Please retype the data in full and exactly; the pictures are not part of the copy.

:::

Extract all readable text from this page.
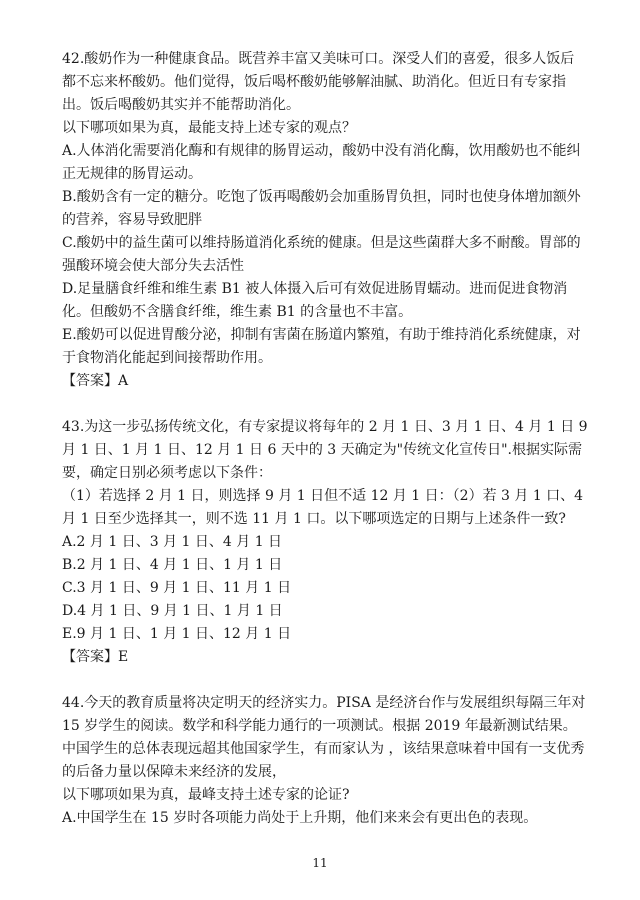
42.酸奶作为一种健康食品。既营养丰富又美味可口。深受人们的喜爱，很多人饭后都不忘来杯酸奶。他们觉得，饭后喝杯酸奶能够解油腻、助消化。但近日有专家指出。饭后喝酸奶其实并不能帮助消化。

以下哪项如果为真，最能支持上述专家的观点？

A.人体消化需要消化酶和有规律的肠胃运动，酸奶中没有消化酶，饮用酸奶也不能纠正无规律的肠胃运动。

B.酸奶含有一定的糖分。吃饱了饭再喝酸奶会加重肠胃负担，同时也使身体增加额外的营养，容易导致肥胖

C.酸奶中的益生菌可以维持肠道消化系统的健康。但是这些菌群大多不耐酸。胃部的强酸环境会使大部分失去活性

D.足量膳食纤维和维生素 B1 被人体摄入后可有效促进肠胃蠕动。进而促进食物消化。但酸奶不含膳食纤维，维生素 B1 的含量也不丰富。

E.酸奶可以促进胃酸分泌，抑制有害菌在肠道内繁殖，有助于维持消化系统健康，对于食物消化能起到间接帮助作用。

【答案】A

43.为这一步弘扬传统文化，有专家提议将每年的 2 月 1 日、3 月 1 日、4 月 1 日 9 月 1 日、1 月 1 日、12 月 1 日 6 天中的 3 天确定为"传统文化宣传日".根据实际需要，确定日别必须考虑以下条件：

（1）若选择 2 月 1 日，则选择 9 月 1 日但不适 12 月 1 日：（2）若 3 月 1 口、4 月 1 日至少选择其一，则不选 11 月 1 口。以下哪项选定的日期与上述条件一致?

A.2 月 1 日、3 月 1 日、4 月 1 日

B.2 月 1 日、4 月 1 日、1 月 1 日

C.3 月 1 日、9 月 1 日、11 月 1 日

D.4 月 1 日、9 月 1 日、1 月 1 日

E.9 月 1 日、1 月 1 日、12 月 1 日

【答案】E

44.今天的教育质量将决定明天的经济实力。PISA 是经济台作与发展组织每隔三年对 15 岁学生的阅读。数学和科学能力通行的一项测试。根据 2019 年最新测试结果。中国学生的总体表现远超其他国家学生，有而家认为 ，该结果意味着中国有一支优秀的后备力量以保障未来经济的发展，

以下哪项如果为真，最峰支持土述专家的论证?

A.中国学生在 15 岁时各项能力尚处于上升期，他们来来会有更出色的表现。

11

:::

(Reply to the task)
Extract all readable text from this page.
42.酸奶作为一种健康食品。既营养丰富又美味可口。深受人们的喜爱，很多人饭后都不忘来杯酸奶。他们觉得，饭后喝杯酸奶能够解油腻、助消化。但近日有专家指出。饭后喝酸奶其实并不能帮助消化。

以下哪项如果为真，最能支持上述专家的观点？

A.人体消化需要消化酶和有规律的肠胃运动，酸奶中没有消化酶，饮用酸奶也不能纠正无规律的肠胃运动。

B.酸奶含有一定的糖分。吃饱了饭再喝酸奶会加重肠胃负担，同时也使身体增加额外的营养，容易导致肥胖

C.酸奶中的益生菌可以维持肠道消化系统的健康。但是这些菌群大多不耐酸。胃部的强酸环境会使大部分失去活性

D.足量膳食纤维和维生素 B1 被人体摄入后可有效促进肠胃蠕动。进而促进食物消化。但酸奶不含膳食纤维，维生素 B1 的含量也不丰富。

E.酸奶可以促进胃酸分泌，抑制有害菌在肠道内繁殖，有助于维持消化系统健康，对于食物消化能起到间接帮助作用。

【答案】A

43.为这一步弘扬传统文化，有专家提议将每年的 2 月 1 日、3 月 1 日、4 月 1 日 9 月 1 日、1 月 1 日、12 月 1 日 6 天中的 3 天确定为"传统文化宣传日".根据实际需要，确定日别必须考虑以下条件：

（1）若选择 2 月 1 日，则选择 9 月 1 日但不适 12 月 1 日：（2）若 3 月 1 口、4 月 1 日至少选择其一，则不选 11 月 1 口。以下哪项选定的日期与上述条件一致?

A.2 月 1 日、3 月 1 日、4 月 1 日

B.2 月 1 日、4 月 1 日、1 月 1 日

C.3 月 1 日、9 月 1 日、11 月 1 日

D.4 月 1 日、9 月 1 日、1 月 1 日

E.9 月 1 日、1 月 1 日、12 月 1 日

【答案】E

44.今天的教育质量将决定明天的经济实力。PISA 是经济台作与发展组织每隔三年对 15 岁学生的阅读。数学和科学能力通行的一项测试。根据 2019 年最新测试结果。中国学生的总体表现远超其他国家学生，有而家认为 ，该结果意味着中国有一支优秀的后备力量以保障未来经济的发展，

以下哪项如果为真，最峰支持土述专家的论证?

A.中国学生在 15 岁时各项能力尚处于上升期，他们来来会有更出色的表现。

11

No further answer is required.